### Excerpted data
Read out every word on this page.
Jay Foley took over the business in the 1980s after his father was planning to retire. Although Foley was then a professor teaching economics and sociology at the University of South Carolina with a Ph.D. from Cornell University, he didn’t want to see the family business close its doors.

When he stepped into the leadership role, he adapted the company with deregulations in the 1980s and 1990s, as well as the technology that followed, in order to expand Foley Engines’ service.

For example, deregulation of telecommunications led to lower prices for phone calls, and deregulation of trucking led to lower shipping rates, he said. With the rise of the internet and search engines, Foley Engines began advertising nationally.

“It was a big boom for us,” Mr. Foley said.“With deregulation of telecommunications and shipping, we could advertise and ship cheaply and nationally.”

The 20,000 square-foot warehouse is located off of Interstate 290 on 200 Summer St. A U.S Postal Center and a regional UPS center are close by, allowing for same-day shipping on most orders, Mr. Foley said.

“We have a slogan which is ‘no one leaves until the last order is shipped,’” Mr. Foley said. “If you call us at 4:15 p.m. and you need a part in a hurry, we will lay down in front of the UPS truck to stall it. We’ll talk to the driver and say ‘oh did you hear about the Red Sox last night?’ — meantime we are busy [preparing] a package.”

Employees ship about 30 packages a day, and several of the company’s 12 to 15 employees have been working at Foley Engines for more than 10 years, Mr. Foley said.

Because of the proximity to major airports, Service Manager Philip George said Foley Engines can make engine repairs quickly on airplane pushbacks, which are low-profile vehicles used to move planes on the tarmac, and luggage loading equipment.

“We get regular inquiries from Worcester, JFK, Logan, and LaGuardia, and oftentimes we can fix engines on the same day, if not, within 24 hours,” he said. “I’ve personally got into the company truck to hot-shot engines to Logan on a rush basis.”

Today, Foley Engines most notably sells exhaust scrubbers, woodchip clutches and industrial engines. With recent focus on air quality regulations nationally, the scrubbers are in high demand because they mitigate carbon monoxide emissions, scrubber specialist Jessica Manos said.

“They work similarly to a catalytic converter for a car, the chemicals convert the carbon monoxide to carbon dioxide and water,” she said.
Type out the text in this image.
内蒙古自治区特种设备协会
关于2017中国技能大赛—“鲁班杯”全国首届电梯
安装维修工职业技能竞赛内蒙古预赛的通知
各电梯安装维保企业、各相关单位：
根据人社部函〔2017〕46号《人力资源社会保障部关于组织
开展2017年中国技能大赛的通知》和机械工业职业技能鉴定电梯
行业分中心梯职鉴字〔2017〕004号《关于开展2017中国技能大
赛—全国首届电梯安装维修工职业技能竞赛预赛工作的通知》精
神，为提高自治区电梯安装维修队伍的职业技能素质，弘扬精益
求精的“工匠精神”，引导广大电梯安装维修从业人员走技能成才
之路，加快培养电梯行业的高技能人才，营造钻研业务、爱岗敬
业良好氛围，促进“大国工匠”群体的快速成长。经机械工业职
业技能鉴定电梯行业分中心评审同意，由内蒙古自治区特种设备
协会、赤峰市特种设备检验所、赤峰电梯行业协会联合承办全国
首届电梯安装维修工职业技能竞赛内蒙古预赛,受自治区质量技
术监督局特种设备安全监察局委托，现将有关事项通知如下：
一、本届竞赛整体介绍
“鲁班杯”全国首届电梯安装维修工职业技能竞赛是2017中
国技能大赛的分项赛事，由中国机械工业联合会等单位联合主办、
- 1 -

### What is expected
Faithfully reproduce all of the records, character for character.

### Complete answer
Read out every word on this page.
Jay Foley took over the business in the 1980s after his father was planning to retire. Although Foley was then a professor teaching economics and sociology at the University of South Carolina with a Ph.D. from Cornell University, he didn’t want to see the family business close its doors.

When he stepped into the leadership role, he adapted the company with deregulations in the 1980s and 1990s, as well as the technology that followed, in order to expand Foley Engines’ service.

For example, deregulation of telecommunications led to lower prices for phone calls, and deregulation of trucking led to lower shipping rates, he said. With the rise of the internet and search engines, Foley Engines began advertising nationally.

“It was a big boom for us,” Mr. Foley said.“With deregulation of telecommunications and shipping, we could advertise and ship cheaply and nationally.”

The 20,000 square-foot warehouse is located off of Interstate 290 on 200 Summer St. A U.S Postal Center and a regional UPS center are close by, allowing for same-day shipping on most orders, Mr. Foley said.

“We have a slogan which is ‘no one leaves until the last order is shipped,’” Mr. Foley said. “If you call us at 4:15 p.m. and you need a part in a hurry, we will lay down in front of the UPS truck to stall it. We’ll talk to the driver and say ‘oh did you hear about the Red Sox last night?’ — meantime we are busy [preparing] a package.”

Employees ship about 30 packages a day, and several of the company’s 12 to 15 employees have been working at Foley Engines for more than 10 years, Mr. Foley said.

Because of the proximity to major airports, Service Manager Philip George said Foley Engines can make engine repairs quickly on airplane pushbacks, which are low-profile vehicles used to move planes on the tarmac, and luggage loading equipment.

“We get regular inquiries from Worcester, JFK, Logan, and LaGuardia, and oftentimes we can fix engines on the same day, if not, within 24 hours,” he said. “I’ve personally got into the company truck to hot-shot engines to Logan on a rush basis.”

Today, Foley Engines most notably sells exhaust scrubbers, woodchip clutches and industrial engines. With recent focus on air quality regulations nationally, the scrubbers are in high demand because they mitigate carbon monoxide emissions, scrubber specialist Jessica Manos said.

“They work similarly to a catalytic converter for a car, the chemicals convert the carbon monoxide to carbon dioxide and water,” she said.
Type out the text in this image.
内蒙古自治区特种设备协会
关于2017中国技能大赛—“鲁班杯”全国首届电梯
安装维修工职业技能竞赛内蒙古预赛的通知
各电梯安装维保企业、各相关单位：
根据人社部函〔2017〕46号《人力资源社会保障部关于组织
开展2017年中国技能大赛的通知》和机械工业职业技能鉴定电梯
行业分中心梯职鉴字〔2017〕004号《关于开展2017中国技能大
赛—全国首届电梯安装维修工职业技能竞赛预赛工作的通知》精
神，为提高自治区电梯安装维修队伍的职业技能素质，弘扬精益
求精的“工匠精神”，引导广大电梯安装维修从业人员走技能成才
之路，加快培养电梯行业的高技能人才，营造钻研业务、爱岗敬
业良好氛围，促进“大国工匠”群体的快速成长。经机械工业职
业技能鉴定电梯行业分中心评审同意，由内蒙古自治区特种设备
协会、赤峰市特种设备检验所、赤峰电梯行业协会联合承办全国
首届电梯安装维修工职业技能竞赛内蒙古预赛,受自治区质量技
术监督局特种设备安全监察局委托，现将有关事项通知如下：
一、本届竞赛整体介绍
“鲁班杯”全国首届电梯安装维修工职业技能竞赛是2017中
国技能大赛的分项赛事，由中国机械工业联合会等单位联合主办、
- 1 -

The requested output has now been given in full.